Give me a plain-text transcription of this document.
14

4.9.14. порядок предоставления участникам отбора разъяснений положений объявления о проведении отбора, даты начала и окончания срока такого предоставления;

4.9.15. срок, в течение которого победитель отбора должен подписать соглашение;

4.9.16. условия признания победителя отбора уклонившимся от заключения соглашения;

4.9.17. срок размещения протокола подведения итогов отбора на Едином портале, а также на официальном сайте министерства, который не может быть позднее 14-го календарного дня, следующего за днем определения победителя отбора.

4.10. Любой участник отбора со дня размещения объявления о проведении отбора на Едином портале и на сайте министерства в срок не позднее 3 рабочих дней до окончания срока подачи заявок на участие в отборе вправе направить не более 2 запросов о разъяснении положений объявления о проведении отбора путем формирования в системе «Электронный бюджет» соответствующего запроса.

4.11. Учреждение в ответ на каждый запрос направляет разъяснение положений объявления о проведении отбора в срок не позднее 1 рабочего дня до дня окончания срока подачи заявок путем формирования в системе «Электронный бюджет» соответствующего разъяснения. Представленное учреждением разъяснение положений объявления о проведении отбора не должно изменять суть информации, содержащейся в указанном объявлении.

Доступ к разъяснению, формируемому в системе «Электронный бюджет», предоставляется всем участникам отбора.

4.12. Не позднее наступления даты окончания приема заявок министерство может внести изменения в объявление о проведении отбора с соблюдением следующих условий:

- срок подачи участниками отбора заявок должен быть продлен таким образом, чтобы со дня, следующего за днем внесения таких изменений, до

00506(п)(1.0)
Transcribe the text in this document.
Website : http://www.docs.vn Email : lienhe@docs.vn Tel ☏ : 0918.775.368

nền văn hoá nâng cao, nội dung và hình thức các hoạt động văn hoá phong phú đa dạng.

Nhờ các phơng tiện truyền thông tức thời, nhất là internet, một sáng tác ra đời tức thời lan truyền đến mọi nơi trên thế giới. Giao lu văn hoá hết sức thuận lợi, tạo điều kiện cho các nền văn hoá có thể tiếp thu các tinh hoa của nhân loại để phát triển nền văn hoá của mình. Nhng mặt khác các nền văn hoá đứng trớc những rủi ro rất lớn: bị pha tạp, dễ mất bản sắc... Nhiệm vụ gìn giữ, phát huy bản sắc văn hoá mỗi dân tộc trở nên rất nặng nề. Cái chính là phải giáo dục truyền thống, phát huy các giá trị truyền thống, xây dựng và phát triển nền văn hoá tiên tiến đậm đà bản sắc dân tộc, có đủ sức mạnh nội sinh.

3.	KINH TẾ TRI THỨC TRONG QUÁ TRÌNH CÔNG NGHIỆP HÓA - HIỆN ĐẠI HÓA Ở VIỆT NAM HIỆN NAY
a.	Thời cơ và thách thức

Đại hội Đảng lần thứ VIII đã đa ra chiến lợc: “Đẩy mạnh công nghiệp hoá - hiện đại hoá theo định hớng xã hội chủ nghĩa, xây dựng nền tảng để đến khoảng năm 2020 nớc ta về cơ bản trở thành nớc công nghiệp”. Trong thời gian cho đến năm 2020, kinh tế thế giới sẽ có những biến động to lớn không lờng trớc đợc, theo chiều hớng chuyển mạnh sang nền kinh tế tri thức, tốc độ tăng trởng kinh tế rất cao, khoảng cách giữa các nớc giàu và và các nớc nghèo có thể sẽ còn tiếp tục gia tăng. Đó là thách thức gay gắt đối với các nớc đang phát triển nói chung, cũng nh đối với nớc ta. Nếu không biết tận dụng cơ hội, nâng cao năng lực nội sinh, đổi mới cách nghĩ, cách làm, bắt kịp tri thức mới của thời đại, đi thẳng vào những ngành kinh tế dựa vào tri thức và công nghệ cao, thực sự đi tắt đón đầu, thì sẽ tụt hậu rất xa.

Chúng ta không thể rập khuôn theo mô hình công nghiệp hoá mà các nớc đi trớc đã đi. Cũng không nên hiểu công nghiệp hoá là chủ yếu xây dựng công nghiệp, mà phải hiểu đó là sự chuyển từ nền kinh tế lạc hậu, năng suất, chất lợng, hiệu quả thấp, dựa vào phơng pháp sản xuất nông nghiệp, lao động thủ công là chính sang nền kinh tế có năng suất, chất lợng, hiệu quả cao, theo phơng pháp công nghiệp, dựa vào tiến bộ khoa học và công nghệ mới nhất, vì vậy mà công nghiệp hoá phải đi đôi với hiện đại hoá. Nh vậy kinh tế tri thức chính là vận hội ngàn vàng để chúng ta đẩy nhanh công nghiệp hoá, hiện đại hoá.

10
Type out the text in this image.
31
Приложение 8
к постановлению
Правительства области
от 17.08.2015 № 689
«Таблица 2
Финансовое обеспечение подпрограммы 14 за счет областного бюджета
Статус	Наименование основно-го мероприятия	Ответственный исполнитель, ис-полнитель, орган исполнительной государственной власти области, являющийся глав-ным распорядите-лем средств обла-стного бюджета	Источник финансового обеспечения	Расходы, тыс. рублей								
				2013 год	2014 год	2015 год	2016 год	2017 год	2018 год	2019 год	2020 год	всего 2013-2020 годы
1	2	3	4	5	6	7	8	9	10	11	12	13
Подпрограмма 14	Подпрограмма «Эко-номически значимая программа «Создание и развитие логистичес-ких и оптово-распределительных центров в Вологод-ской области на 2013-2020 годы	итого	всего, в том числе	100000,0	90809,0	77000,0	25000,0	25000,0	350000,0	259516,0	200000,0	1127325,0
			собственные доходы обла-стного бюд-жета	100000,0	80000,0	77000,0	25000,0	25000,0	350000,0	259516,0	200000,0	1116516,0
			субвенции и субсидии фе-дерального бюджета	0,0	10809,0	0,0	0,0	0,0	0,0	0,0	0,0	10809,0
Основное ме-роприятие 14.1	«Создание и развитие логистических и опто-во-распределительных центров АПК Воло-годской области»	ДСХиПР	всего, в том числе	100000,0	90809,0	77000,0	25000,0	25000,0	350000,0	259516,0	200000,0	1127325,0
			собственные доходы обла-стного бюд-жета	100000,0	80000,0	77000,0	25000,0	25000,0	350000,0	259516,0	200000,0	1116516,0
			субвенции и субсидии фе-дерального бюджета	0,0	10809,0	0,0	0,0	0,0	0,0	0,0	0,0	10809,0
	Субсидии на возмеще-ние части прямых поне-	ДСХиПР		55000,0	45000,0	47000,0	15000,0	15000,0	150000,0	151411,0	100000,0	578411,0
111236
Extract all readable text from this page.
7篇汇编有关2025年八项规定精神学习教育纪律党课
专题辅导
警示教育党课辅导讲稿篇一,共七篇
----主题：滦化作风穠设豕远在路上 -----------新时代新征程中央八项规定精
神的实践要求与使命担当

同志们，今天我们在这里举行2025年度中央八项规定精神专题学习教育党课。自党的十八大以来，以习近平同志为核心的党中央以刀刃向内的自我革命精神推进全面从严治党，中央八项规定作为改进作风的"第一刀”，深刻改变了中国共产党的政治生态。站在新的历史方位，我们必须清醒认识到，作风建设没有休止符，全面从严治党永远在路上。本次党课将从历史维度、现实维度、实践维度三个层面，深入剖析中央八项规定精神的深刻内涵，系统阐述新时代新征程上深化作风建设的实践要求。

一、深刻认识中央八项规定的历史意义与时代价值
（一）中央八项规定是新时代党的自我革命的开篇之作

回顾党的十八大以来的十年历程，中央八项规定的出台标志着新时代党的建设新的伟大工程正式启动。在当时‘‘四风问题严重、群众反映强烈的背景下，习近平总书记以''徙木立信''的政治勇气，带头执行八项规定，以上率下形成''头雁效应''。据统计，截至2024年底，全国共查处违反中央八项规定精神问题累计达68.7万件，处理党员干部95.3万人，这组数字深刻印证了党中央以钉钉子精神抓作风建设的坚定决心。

WHAT YOU WILL DO: Extract all of the data shown above and repeat it verbatim.

CORRECT RESULT:
Give me a plain-text transcription of this document.
14

4.9.14. порядок предоставления участникам отбора разъяснений положений объявления о проведении отбора, даты начала и окончания срока такого предоставления;

4.9.15. срок, в течение которого победитель отбора должен подписать соглашение;

4.9.16. условия признания победителя отбора уклонившимся от заключения соглашения;

4.9.17. срок размещения протокола подведения итогов отбора на Едином портале, а также на официальном сайте министерства, который не может быть позднее 14-го календарного дня, следующего за днем определения победителя отбора.

4.10. Любой участник отбора со дня размещения объявления о проведении отбора на Едином портале и на сайте министерства в срок не позднее 3 рабочих дней до окончания срока подачи заявок на участие в отборе вправе направить не более 2 запросов о разъяснении положений объявления о проведении отбора путем формирования в системе «Электронный бюджет» соответствующего запроса.

4.11. Учреждение в ответ на каждый запрос направляет разъяснение положений объявления о проведении отбора в срок не позднее 1 рабочего дня до дня окончания срока подачи заявок путем формирования в системе «Электронный бюджет» соответствующего разъяснения. Представленное учреждением разъяснение положений объявления о проведении отбора не должно изменять суть информации, содержащейся в указанном объявлении.

Доступ к разъяснению, формируемому в системе «Электронный бюджет», предоставляется всем участникам отбора.

4.12. Не позднее наступления даты окончания приема заявок министерство может внести изменения в объявление о проведении отбора с соблюдением следующих условий:

- срок подачи участниками отбора заявок должен быть продлен таким образом, чтобы со дня, следующего за днем внесения таких изменений, до

00506(п)(1.0)
Transcribe the text in this document.
Website : http://www.docs.vn Email : lienhe@docs.vn Tel ☏ : 0918.775.368

nền văn hoá nâng cao, nội dung và hình thức các hoạt động văn hoá phong phú đa dạng.

Nhờ các phơng tiện truyền thông tức thời, nhất là internet, một sáng tác ra đời tức thời lan truyền đến mọi nơi trên thế giới. Giao lu văn hoá hết sức thuận lợi, tạo điều kiện cho các nền văn hoá có thể tiếp thu các tinh hoa của nhân loại để phát triển nền văn hoá của mình. Nhng mặt khác các nền văn hoá đứng trớc những rủi ro rất lớn: bị pha tạp, dễ mất bản sắc... Nhiệm vụ gìn giữ, phát huy bản sắc văn hoá mỗi dân tộc trở nên rất nặng nề. Cái chính là phải giáo dục truyền thống, phát huy các giá trị truyền thống, xây dựng và phát triển nền văn hoá tiên tiến đậm đà bản sắc dân tộc, có đủ sức mạnh nội sinh.

3.	KINH TẾ TRI THỨC TRONG QUÁ TRÌNH CÔNG NGHIỆP HÓA - HIỆN ĐẠI HÓA Ở VIỆT NAM HIỆN NAY
a.	Thời cơ và thách thức

Đại hội Đảng lần thứ VIII đã đa ra chiến lợc: “Đẩy mạnh công nghiệp hoá - hiện đại hoá theo định hớng xã hội chủ nghĩa, xây dựng nền tảng để đến khoảng năm 2020 nớc ta về cơ bản trở thành nớc công nghiệp”. Trong thời gian cho đến năm 2020, kinh tế thế giới sẽ có những biến động to lớn không lờng trớc đợc, theo chiều hớng chuyển mạnh sang nền kinh tế tri thức, tốc độ tăng trởng kinh tế rất cao, khoảng cách giữa các nớc giàu và và các nớc nghèo có thể sẽ còn tiếp tục gia tăng. Đó là thách thức gay gắt đối với các nớc đang phát triển nói chung, cũng nh đối với nớc ta. Nếu không biết tận dụng cơ hội, nâng cao năng lực nội sinh, đổi mới cách nghĩ, cách làm, bắt kịp tri thức mới của thời đại, đi thẳng vào những ngành kinh tế dựa vào tri thức và công nghệ cao, thực sự đi tắt đón đầu, thì sẽ tụt hậu rất xa.

Chúng ta không thể rập khuôn theo mô hình công nghiệp hoá mà các nớc đi trớc đã đi. Cũng không nên hiểu công nghiệp hoá là chủ yếu xây dựng công nghiệp, mà phải hiểu đó là sự chuyển từ nền kinh tế lạc hậu, năng suất, chất lợng, hiệu quả thấp, dựa vào phơng pháp sản xuất nông nghiệp, lao động thủ công là chính sang nền kinh tế có năng suất, chất lợng, hiệu quả cao, theo phơng pháp công nghiệp, dựa vào tiến bộ khoa học và công nghệ mới nhất, vì vậy mà công nghiệp hoá phải đi đôi với hiện đại hoá. Nh vậy kinh tế tri thức chính là vận hội ngàn vàng để chúng ta đẩy nhanh công nghiệp hoá, hiện đại hoá.

10
Type out the text in this image.
31
Приложение 8
к постановлению
Правительства области
от 17.08.2015 № 689
«Таблица 2
Финансовое обеспечение подпрограммы 14 за счет областного бюджета
Статус	Наименование основно-го мероприятия	Ответственный исполнитель, ис-полнитель, орган исполнительной государственной власти области, являющийся глав-ным распорядите-лем средств обла-стного бюджета	Источник финансового обеспечения	Расходы, тыс. рублей								
				2013 год	2014 год	2015 год	2016 год	2017 год	2018 год	2019 год	2020 год	всего 2013-2020 годы
1	2	3	4	5	6	7	8	9	10	11	12	13
Подпрограмма 14	Подпрограмма «Эко-номически значимая программа «Создание и развитие логистичес-ких и оптово-распределительных центров в Вологод-ской области на 2013-2020 годы	итого	всего, в том числе	100000,0	90809,0	77000,0	25000,0	25000,0	350000,0	259516,0	200000,0	1127325,0
			собственные доходы обла-стного бюд-жета	100000,0	80000,0	77000,0	25000,0	25000,0	350000,0	259516,0	200000,0	1116516,0
			субвенции и субсидии фе-дерального бюджета	0,0	10809,0	0,0	0,0	0,0	0,0	0,0	0,0	10809,0
Основное ме-роприятие 14.1	«Создание и развитие логистических и опто-во-распределительных центров АПК Воло-годской области»	ДСХиПР	всего, в том числе	100000,0	90809,0	77000,0	25000,0	25000,0	350000,0	259516,0	200000,0	1127325,0
			собственные доходы обла-стного бюд-жета	100000,0	80000,0	77000,0	25000,0	25000,0	350000,0	259516,0	200000,0	1116516,0
			субвенции и субсидии фе-дерального бюджета	0,0	10809,0	0,0	0,0	0,0	0,0	0,0	0,0	10809,0
	Субсидии на возмеще-ние части прямых поне-	ДСХиПР		55000,0	45000,0	47000,0	15000,0	15000,0	150000,0	151411,0	100000,0	578411,0
111236
Extract all readable text from this page.
7篇汇编有关2025年八项规定精神学习教育纪律党课
专题辅导
警示教育党课辅导讲稿篇一,共七篇
----主题：滦化作风穠设豕远在路上 -----------新时代新征程中央八项规定精
神的实践要求与使命担当

同志们，今天我们在这里举行2025年度中央八项规定精神专题学习教育党课。自党的十八大以来，以习近平同志为核心的党中央以刀刃向内的自我革命精神推进全面从严治党，中央八项规定作为改进作风的"第一刀”，深刻改变了中国共产党的政治生态。站在新的历史方位，我们必须清醒认识到，作风建设没有休止符，全面从严治党永远在路上。本次党课将从历史维度、现实维度、实践维度三个层面，深入剖析中央八项规定精神的深刻内涵，系统阐述新时代新征程上深化作风建设的实践要求。

一、深刻认识中央八项规定的历史意义与时代价值
（一）中央八项规定是新时代党的自我革命的开篇之作

回顾党的十八大以来的十年历程，中央八项规定的出台标志着新时代党的建设新的伟大工程正式启动。在当时‘‘四风问题严重、群众反映强烈的背景下，习近平总书记以''徙木立信''的政治勇气，带头执行八项规定，以上率下形成''头雁效应''。据统计，截至2024年底，全国共查处违反中央八项规定精神问题累计达68.7万件，处理党员干部95.3万人，这组数字深刻印证了党中央以钉钉子精神抓作风建设的坚定决心。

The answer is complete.